• **Given request**
Each line that holds the word "color" should be returned.

┌──

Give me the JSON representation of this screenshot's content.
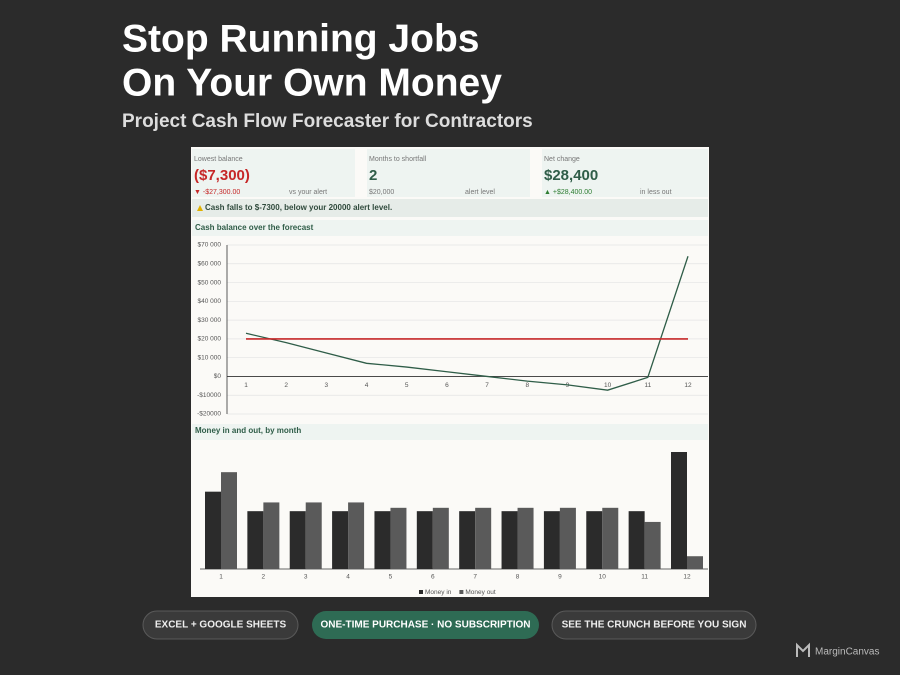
{
  "header": {
    "title_lines": [
      "Stop Running Jobs",
      "On Your Own Money"
    ],
    "subtitle": "Project Cash Flow Forecaster for Contractors"
  },
  "kpis": [
    {
      "label": "Lowest balance",
      "value": "($7,300)",
      "detail": "▼ -$27,300.00",
      "note": "vs your alert"
    },
    {
      "label": "Months to shortfall",
      "value": "2",
      "detail": "$20,000",
      "note": "alert level"
    },
    {
      "label": "Net change",
      "value": "$28,400",
      "detail": "▲ +$28,400.00",
      "note": "in less out"
    }
  ],
  "alert": "Cash falls to $-7300, below your 20000 alert level.",
  "chart_data": [
    {
      "type": "line",
      "title": "Cash balance over the forecast",
      "categories": [
        "1",
        "2",
        "3",
        "4",
        "5",
        "6",
        "7",
        "8",
        "9",
        "10",
        "11",
        "12"
      ],
      "series": [
        {
          "color": "#2f5d48",
          "values": [
            23000,
            18000,
            12500,
            7000,
            5000,
            2500,
            0,
            -2500,
            -4500,
            -7300,
            -500,
            64000
          ]
        },
        {
          "color": "#c62828",
          "values": [
            20000,
            20000,
            20000,
            20000,
            20000,
            20000,
            20000,
            20000,
            20000,
            20000,
            20000,
            20000
          ]
        }
      ],
      "ylim": [
        -20000,
        70000
      ],
      "yticks": [
        {
          "value": -20000,
          "label": "-$20000"
        },
        {
          "value": -10000,
          "label": "-$10000"
        },
        {
          "value": 0,
          "label": "$0"
        },
        {
          "value": 10000,
          "label": "$10 000"
        },
        {
          "value": 20000,
          "label": "$20 000"
        },
        {
          "value": 30000,
          "label": "$30 000"
        },
        {
          "value": 40000,
          "label": "$40 000"
        },
        {
          "value": 50000,
          "label": "$50 000"
        },
        {
          "value": 60000,
          "label": "$60 000"
        },
        {
          "value": 70000,
          "label": "$70 000"
        }
      ],
      "grid": true
    },
    {
      "type": "bar",
      "title": "Money in and out, by month",
      "categories": [
        "1",
        "2",
        "3",
        "4",
        "5",
        "6",
        "7",
        "8",
        "9",
        "10",
        "11",
        "12"
      ],
      "series": [
        {
          "name": "Money in",
          "color": "#2b2b2b",
          "values": [
            11500,
            8600,
            8600,
            8600,
            8600,
            8600,
            8600,
            8600,
            8600,
            8600,
            8600,
            17400
          ]
        },
        {
          "name": "Money out",
          "color": "#5a5a5a",
          "values": [
            14400,
            9900,
            9900,
            9900,
            9100,
            9100,
            9100,
            9100,
            9100,
            9100,
            7000,
            1900
          ]
        }
      ],
      "legend": "bottom"
    }
  ],
  "buttons": [
    "EXCEL + GOOGLE SHEETS",
    "ONE-TIME PURCHASE · NO SUBSCRIPTION",
    "SEE THE CRUNCH BEFORE YOU SIGN"
  ],
  "brand": "MarginCanvas"
}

└──

• **Solution**
          "color": "#2f5d48",
          "color": "#c62828",
          "color": "#2b2b2b",
          "color": "#5a5a5a",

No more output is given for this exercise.